▶ Set problem
Below is a listing; copy all of it exactly.

══ Input records

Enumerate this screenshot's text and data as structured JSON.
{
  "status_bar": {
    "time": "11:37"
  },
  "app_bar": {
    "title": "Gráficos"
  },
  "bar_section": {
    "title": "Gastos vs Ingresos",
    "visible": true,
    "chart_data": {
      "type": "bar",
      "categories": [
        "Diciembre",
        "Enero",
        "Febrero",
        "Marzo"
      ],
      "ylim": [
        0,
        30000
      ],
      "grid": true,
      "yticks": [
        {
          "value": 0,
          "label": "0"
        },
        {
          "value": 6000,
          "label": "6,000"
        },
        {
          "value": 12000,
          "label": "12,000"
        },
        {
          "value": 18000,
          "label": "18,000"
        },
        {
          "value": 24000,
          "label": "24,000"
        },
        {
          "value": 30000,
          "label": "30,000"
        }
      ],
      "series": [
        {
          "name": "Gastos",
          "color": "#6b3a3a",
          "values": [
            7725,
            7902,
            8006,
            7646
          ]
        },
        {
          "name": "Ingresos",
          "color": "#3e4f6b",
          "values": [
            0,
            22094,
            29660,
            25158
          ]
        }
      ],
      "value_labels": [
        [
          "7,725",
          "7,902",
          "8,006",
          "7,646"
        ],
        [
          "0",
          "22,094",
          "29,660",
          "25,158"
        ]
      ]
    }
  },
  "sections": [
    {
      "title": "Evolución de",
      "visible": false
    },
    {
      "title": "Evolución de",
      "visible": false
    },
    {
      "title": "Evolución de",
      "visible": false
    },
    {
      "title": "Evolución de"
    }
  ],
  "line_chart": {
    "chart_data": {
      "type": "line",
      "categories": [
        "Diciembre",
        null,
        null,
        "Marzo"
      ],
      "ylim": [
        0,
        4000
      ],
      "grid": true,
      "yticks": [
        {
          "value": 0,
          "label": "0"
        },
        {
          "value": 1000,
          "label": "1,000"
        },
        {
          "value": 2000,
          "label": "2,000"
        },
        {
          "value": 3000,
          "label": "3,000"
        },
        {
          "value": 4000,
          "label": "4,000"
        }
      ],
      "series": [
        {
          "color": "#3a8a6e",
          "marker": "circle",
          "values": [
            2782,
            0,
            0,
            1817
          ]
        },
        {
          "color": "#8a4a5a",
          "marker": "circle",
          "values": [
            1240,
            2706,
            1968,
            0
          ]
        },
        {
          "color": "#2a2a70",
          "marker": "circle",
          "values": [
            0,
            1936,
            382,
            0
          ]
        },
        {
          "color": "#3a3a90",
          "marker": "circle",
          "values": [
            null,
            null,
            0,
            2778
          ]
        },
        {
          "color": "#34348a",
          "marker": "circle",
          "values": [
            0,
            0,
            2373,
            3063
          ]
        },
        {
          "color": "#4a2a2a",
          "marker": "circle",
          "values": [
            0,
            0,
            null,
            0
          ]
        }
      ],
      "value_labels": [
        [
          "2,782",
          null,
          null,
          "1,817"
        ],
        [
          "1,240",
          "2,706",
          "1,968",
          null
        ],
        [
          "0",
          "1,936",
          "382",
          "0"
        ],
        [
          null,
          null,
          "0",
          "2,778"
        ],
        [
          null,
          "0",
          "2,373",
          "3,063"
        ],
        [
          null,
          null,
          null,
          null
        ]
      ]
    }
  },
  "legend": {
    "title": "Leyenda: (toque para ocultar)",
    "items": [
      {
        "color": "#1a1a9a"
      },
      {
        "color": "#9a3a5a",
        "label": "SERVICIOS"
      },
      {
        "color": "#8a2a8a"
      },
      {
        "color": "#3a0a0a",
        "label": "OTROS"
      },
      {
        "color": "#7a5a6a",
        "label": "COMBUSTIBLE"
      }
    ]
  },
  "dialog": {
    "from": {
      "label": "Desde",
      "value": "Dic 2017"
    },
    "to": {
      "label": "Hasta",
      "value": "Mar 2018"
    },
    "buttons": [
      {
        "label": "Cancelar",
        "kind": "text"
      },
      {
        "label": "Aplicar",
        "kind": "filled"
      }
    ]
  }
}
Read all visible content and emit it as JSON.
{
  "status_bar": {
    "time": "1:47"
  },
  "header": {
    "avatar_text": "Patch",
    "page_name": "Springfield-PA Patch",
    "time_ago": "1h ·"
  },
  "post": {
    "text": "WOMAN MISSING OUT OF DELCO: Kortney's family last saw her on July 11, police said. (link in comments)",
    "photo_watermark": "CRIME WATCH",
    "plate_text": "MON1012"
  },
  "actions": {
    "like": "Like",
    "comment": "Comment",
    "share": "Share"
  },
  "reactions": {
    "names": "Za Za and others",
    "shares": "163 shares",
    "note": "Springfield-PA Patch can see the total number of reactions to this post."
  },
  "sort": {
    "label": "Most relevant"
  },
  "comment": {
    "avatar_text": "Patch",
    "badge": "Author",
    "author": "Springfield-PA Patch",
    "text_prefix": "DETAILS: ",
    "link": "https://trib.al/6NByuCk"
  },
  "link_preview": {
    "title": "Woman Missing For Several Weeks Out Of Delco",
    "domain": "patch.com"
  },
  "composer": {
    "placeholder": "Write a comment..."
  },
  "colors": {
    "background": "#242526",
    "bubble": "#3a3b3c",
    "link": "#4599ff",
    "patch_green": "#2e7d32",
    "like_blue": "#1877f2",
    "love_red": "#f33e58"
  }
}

════

▶ The completed task
Enumerate this screenshot's text and data as structured JSON.
{
  "status_bar": {
    "time": "11:37"
  },
  "app_bar": {
    "title": "Gráficos"
  },
  "bar_section": {
    "title": "Gastos vs Ingresos",
    "visible": true,
    "chart_data": {
      "type": "bar",
      "categories": [
        "Diciembre",
        "Enero",
        "Febrero",
        "Marzo"
      ],
      "ylim": [
        0,
        30000
      ],
      "grid": true,
      "yticks": [
        {
          "value": 0,
          "label": "0"
        },
        {
          "value": 6000,
          "label": "6,000"
        },
        {
          "value": 12000,
          "label": "12,000"
        },
        {
          "value": 18000,
          "label": "18,000"
        },
        {
          "value": 24000,
          "label": "24,000"
        },
        {
          "value": 30000,
          "label": "30,000"
        }
      ],
      "series": [
        {
          "name": "Gastos",
          "color": "#6b3a3a",
          "values": [
            7725,
            7902,
            8006,
            7646
          ]
        },
        {
          "name": "Ingresos",
          "color": "#3e4f6b",
          "values": [
            0,
            22094,
            29660,
            25158
          ]
        }
      ],
      "value_labels": [
        [
          "7,725",
          "7,902",
          "8,006",
          "7,646"
        ],
        [
          "0",
          "22,094",
          "29,660",
          "25,158"
        ]
      ]
    }
  },
  "sections": [
    {
      "title": "Evolución de",
      "visible": false
    },
    {
      "title": "Evolución de",
      "visible": false
    },
    {
      "title": "Evolución de",
      "visible": false
    },
    {
      "title": "Evolución de"
    }
  ],
  "line_chart": {
    "chart_data": {
      "type": "line",
      "categories": [
        "Diciembre",
        null,
        null,
        "Marzo"
      ],
      "ylim": [
        0,
        4000
      ],
      "grid": true,
      "yticks": [
        {
          "value": 0,
          "label": "0"
        },
        {
          "value": 1000,
          "label": "1,000"
        },
        {
          "value": 2000,
          "label": "2,000"
        },
        {
          "value": 3000,
          "label": "3,000"
        },
        {
          "value": 4000,
          "label": "4,000"
        }
      ],
      "series": [
        {
          "color": "#3a8a6e",
          "marker": "circle",
          "values": [
            2782,
            0,
            0,
            1817
          ]
        },
        {
          "color": "#8a4a5a",
          "marker": "circle",
          "values": [
            1240,
            2706,
            1968,
            0
          ]
        },
        {
          "color": "#2a2a70",
          "marker": "circle",
          "values": [
            0,
            1936,
            382,
            0
          ]
        },
        {
          "color": "#3a3a90",
          "marker": "circle",
          "values": [
            null,
            null,
            0,
            2778
          ]
        },
        {
          "color": "#34348a",
          "marker": "circle",
          "values": [
            0,
            0,
            2373,
            3063
          ]
        },
        {
          "color": "#4a2a2a",
          "marker": "circle",
          "values": [
            0,
            0,
            null,
            0
          ]
        }
      ],
      "value_labels": [
        [
          "2,782",
          null,
          null,
          "1,817"
        ],
        [
          "1,240",
          "2,706",
          "1,968",
          null
        ],
        [
          "0",
          "1,936",
          "382",
          "0"
        ],
        [
          null,
          null,
          "0",
          "2,778"
        ],
        [
          null,
          "0",
          "2,373",
          "3,063"
        ],
        [
          null,
          null,
          null,
          null
        ]
      ]
    }
  },
  "legend": {
    "title": "Leyenda: (toque para ocultar)",
    "items": [
      {
        "color": "#1a1a9a"
      },
      {
        "color": "#9a3a5a",
        "label": "SERVICIOS"
      },
      {
        "color": "#8a2a8a"
      },
      {
        "color": "#3a0a0a",
        "label": "OTROS"
      },
      {
        "color": "#7a5a6a",
        "label": "COMBUSTIBLE"
      }
    ]
  },
  "dialog": {
    "from": {
      "label": "Desde",
      "value": "Dic 2017"
    },
    "to": {
      "label": "Hasta",
      "value": "Mar 2018"
    },
    "buttons": [
      {
        "label": "Cancelar",
        "kind": "text"
      },
      {
        "label": "Aplicar",
        "kind": "filled"
      }
    ]
  }
}
Read all visible content and emit it as JSON.
{
  "status_bar": {
    "time": "1:47"
  },
  "header": {
    "avatar_text": "Patch",
    "page_name": "Springfield-PA Patch",
    "time_ago": "1h ·"
  },
  "post": {
    "text": "WOMAN MISSING OUT OF DELCO: Kortney's family last saw her on July 11, police said. (link in comments)",
    "photo_watermark": "CRIME WATCH",
    "plate_text": "MON1012"
  },
  "actions": {
    "like": "Like",
    "comment": "Comment",
    "share": "Share"
  },
  "reactions": {
    "names": "Za Za and others",
    "shares": "163 shares",
    "note": "Springfield-PA Patch can see the total number of reactions to this post."
  },
  "sort": {
    "label": "Most relevant"
  },
  "comment": {
    "avatar_text": "Patch",
    "badge": "Author",
    "author": "Springfield-PA Patch",
    "text_prefix": "DETAILS: ",
    "link": "https://trib.al/6NByuCk"
  },
  "link_preview": {
    "title": "Woman Missing For Several Weeks Out Of Delco",
    "domain": "patch.com"
  },
  "composer": {
    "placeholder": "Write a comment..."
  },
  "colors": {
    "background": "#242526",
    "bubble": "#3a3b3c",
    "link": "#4599ff",
    "patch_green": "#2e7d32",
    "like_blue": "#1877f2",
    "love_red": "#f33e58"
  }
}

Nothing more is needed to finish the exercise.